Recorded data

____________

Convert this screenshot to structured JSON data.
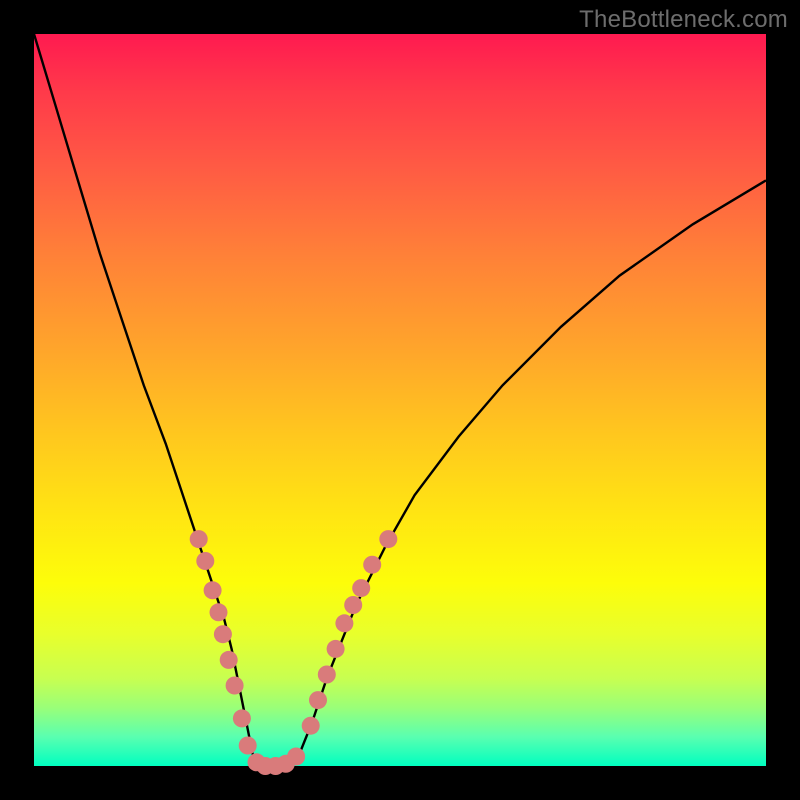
{
  "watermark": "TheBottleneck.com",
  "colors": {
    "frame": "#000000",
    "curve": "#000000",
    "marker_fill": "#d97b7b",
    "marker_stroke": "#bb4f4f"
  },
  "chart_data": {
    "type": "line",
    "title": "",
    "xlabel": "",
    "ylabel": "",
    "xlim": [
      0,
      100
    ],
    "ylim": [
      0,
      100
    ],
    "grid": false,
    "series": [
      {
        "name": "bottleneck-curve",
        "x": [
          0,
          3,
          6,
          9,
          12,
          15,
          18,
          20,
          22,
          24,
          26,
          27,
          28,
          29,
          30,
          32,
          34,
          36,
          38,
          40,
          44,
          48,
          52,
          58,
          64,
          72,
          80,
          90,
          100
        ],
        "y": [
          100,
          90,
          80,
          70,
          61,
          52,
          44,
          38,
          32,
          26,
          20,
          16,
          11,
          6,
          1,
          0,
          0,
          1,
          6,
          12,
          22,
          30,
          37,
          45,
          52,
          60,
          67,
          74,
          80
        ]
      }
    ],
    "markers": {
      "name": "highlighted-points",
      "points": [
        {
          "x": 22.5,
          "y": 31
        },
        {
          "x": 23.4,
          "y": 28
        },
        {
          "x": 24.4,
          "y": 24
        },
        {
          "x": 25.2,
          "y": 21
        },
        {
          "x": 25.8,
          "y": 18
        },
        {
          "x": 26.6,
          "y": 14.5
        },
        {
          "x": 27.4,
          "y": 11
        },
        {
          "x": 28.4,
          "y": 6.5
        },
        {
          "x": 29.2,
          "y": 2.8
        },
        {
          "x": 30.4,
          "y": 0.5
        },
        {
          "x": 31.6,
          "y": 0
        },
        {
          "x": 33.0,
          "y": 0
        },
        {
          "x": 34.4,
          "y": 0.3
        },
        {
          "x": 35.8,
          "y": 1.3
        },
        {
          "x": 37.8,
          "y": 5.5
        },
        {
          "x": 38.8,
          "y": 9
        },
        {
          "x": 40.0,
          "y": 12.5
        },
        {
          "x": 41.2,
          "y": 16
        },
        {
          "x": 42.4,
          "y": 19.5
        },
        {
          "x": 43.6,
          "y": 22
        },
        {
          "x": 44.7,
          "y": 24.3
        },
        {
          "x": 46.2,
          "y": 27.5
        },
        {
          "x": 48.4,
          "y": 31
        }
      ]
    }
  }
}
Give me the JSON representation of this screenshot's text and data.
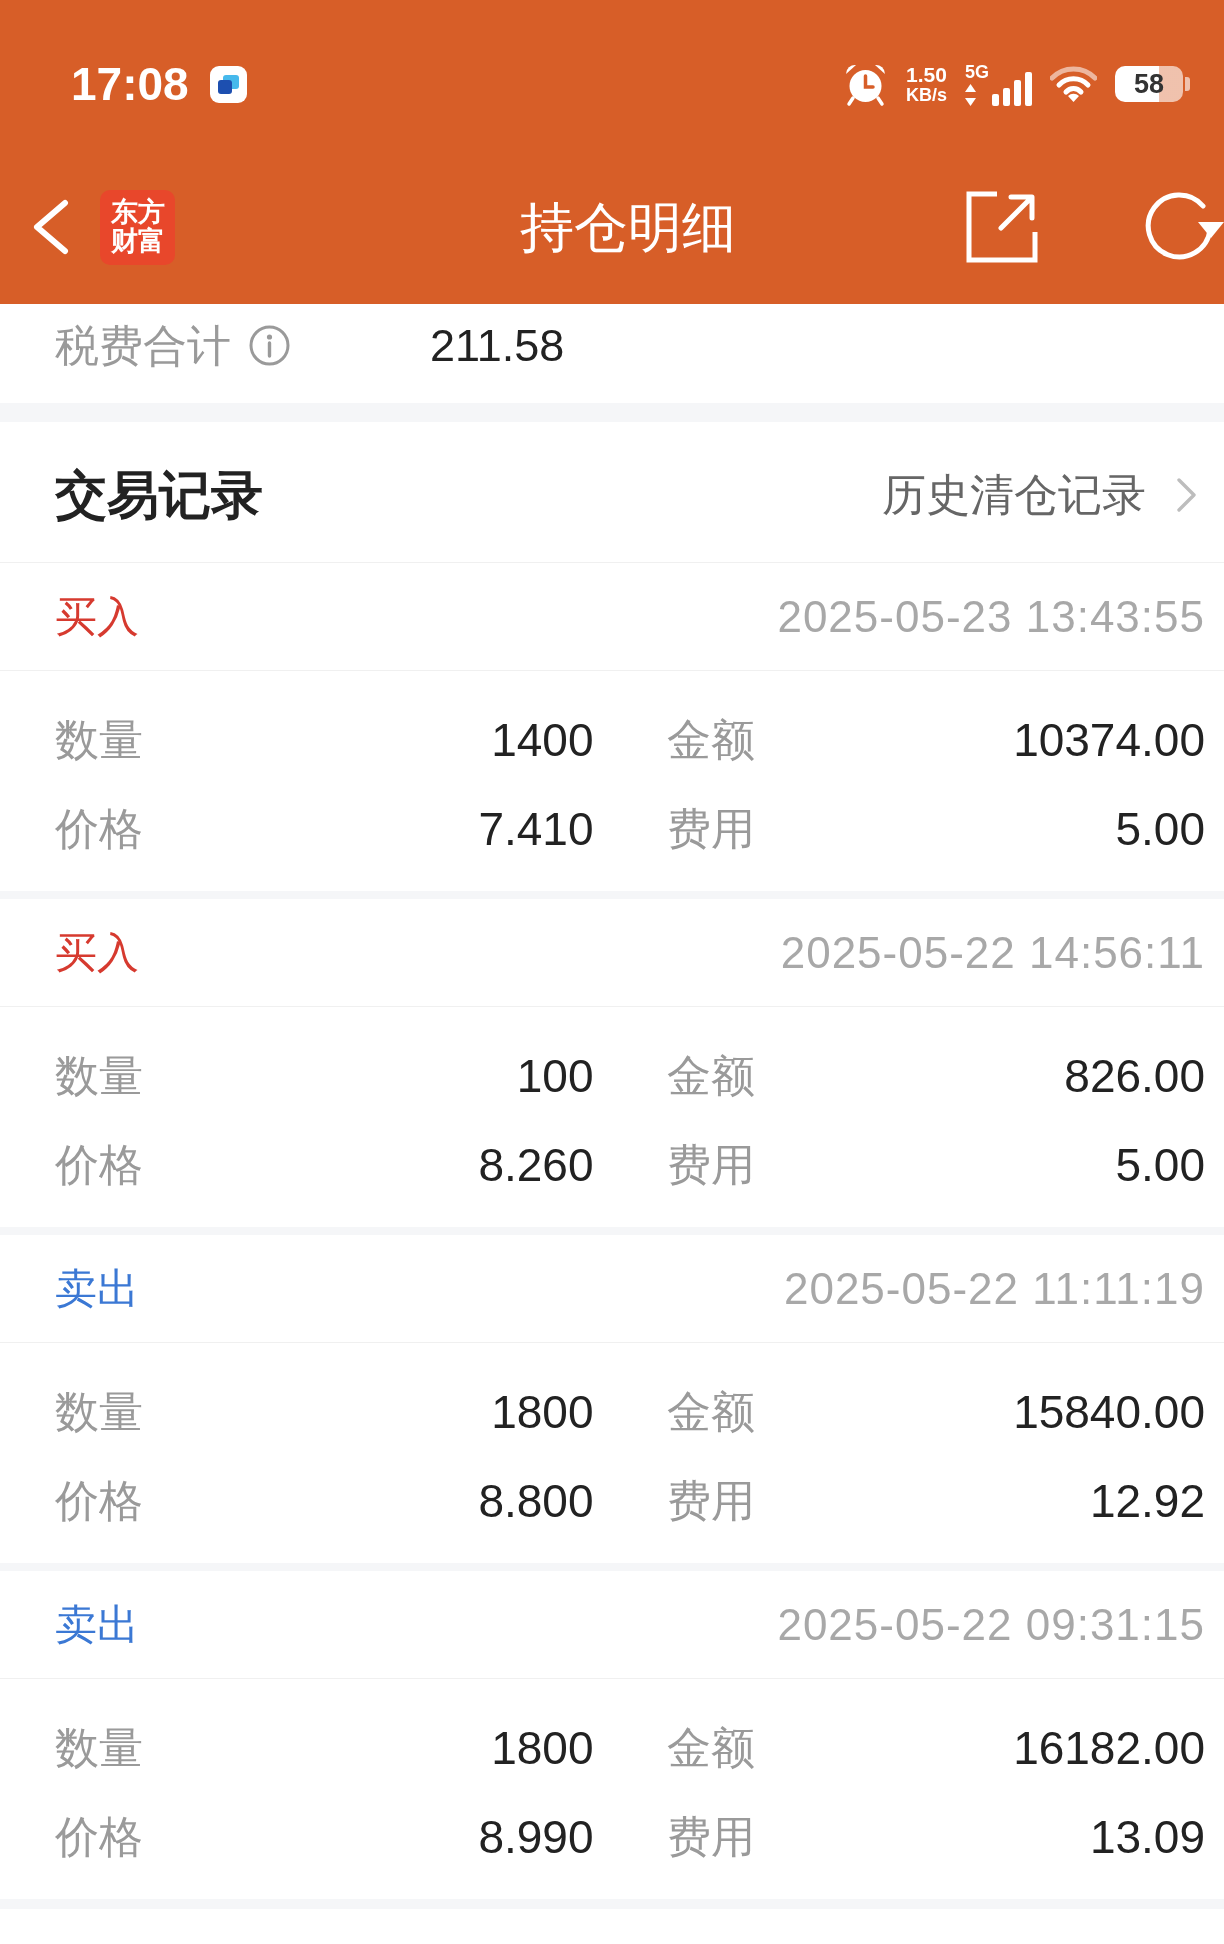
{
  "status_bar": {
    "time": "17:08",
    "network_speed": {
      "value": "1.50",
      "unit": "KB/s"
    },
    "network_type": "5G",
    "battery": "58"
  },
  "header": {
    "logo_lines": [
      "东方",
      "财富"
    ],
    "title": "持仓明细"
  },
  "summary": {
    "label": "税费合计",
    "value": "211.58"
  },
  "trade_records": {
    "title": "交易记录",
    "history_link": "历史清仓记录",
    "records": [
      {
        "side": "买入",
        "kind": "buy",
        "time": "2025-05-23 13:43:55",
        "fields": [
          {
            "label": "数量",
            "value": "1400"
          },
          {
            "label": "金额",
            "value": "10374.00"
          },
          {
            "label": "价格",
            "value": "7.410"
          },
          {
            "label": "费用",
            "value": "5.00"
          }
        ]
      },
      {
        "side": "买入",
        "kind": "buy",
        "time": "2025-05-22 14:56:11",
        "fields": [
          {
            "label": "数量",
            "value": "100"
          },
          {
            "label": "金额",
            "value": "826.00"
          },
          {
            "label": "价格",
            "value": "8.260"
          },
          {
            "label": "费用",
            "value": "5.00"
          }
        ]
      },
      {
        "side": "卖出",
        "kind": "sell",
        "time": "2025-05-22 11:11:19",
        "fields": [
          {
            "label": "数量",
            "value": "1800"
          },
          {
            "label": "金额",
            "value": "15840.00"
          },
          {
            "label": "价格",
            "value": "8.800"
          },
          {
            "label": "费用",
            "value": "12.92"
          }
        ]
      },
      {
        "side": "卖出",
        "kind": "sell",
        "time": "2025-05-22 09:31:15",
        "fields": [
          {
            "label": "数量",
            "value": "1800"
          },
          {
            "label": "金额",
            "value": "16182.00"
          },
          {
            "label": "价格",
            "value": "8.990"
          },
          {
            "label": "费用",
            "value": "13.09"
          }
        ]
      }
    ]
  }
}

____________

The problem> State only the number of lines in these entries that contain "JSON".

Result> 2